Requirement: Write out the entries again exactly as they are given.

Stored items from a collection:
——
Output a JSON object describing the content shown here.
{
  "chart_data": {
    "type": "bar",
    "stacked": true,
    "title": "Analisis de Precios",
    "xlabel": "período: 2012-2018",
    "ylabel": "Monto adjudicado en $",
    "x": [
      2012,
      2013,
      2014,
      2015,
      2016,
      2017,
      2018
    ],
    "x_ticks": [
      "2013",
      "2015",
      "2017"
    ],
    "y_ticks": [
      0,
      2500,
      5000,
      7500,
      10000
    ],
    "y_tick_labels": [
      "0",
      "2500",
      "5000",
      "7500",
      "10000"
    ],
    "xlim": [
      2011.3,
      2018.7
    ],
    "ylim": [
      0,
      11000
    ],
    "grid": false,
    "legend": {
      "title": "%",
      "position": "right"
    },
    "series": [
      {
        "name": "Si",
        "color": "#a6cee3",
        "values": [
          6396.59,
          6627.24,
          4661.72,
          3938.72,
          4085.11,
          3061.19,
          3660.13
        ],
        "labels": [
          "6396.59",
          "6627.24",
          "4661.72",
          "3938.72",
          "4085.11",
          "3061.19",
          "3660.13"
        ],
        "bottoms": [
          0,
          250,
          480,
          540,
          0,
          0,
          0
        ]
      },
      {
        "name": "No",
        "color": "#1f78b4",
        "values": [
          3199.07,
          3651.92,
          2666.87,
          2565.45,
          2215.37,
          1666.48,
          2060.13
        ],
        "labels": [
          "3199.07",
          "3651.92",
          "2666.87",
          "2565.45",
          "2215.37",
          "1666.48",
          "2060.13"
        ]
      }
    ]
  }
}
——
Solution below:
Output a JSON object describing the content shown here.
{
  "chart_data": {
    "type": "bar",
    "stacked": true,
    "title": "Analisis de Precios",
    "xlabel": "período: 2012-2018",
    "ylabel": "Monto adjudicado en $",
    "x": [
      2012,
      2013,
      2014,
      2015,
      2016,
      2017,
      2018
    ],
    "x_ticks": [
      "2013",
      "2015",
      "2017"
    ],
    "y_ticks": [
      0,
      2500,
      5000,
      7500,
      10000
    ],
    "y_tick_labels": [
      "0",
      "2500",
      "5000",
      "7500",
      "10000"
    ],
    "xlim": [
      2011.3,
      2018.7
    ],
    "ylim": [
      0,
      11000
    ],
    "grid": false,
    "legend": {
      "title": "%",
      "position": "right"
    },
    "series": [
      {
        "name": "Si",
        "color": "#a6cee3",
        "values": [
          6396.59,
          6627.24,
          4661.72,
          3938.72,
          4085.11,
          3061.19,
          3660.13
        ],
        "labels": [
          "6396.59",
          "6627.24",
          "4661.72",
          "3938.72",
          "4085.11",
          "3061.19",
          "3660.13"
        ],
        "bottoms": [
          0,
          250,
          480,
          540,
          0,
          0,
          0
        ]
      },
      {
        "name": "No",
        "color": "#1f78b4",
        "values": [
          3199.07,
          3651.92,
          2666.87,
          2565.45,
          2215.37,
          1666.48,
          2060.13
        ],
        "labels": [
          "3199.07",
          "3651.92",
          "2666.87",
          "2565.45",
          "2215.37",
          "1666.48",
          "2060.13"
        ]
      }
    ]
  }
}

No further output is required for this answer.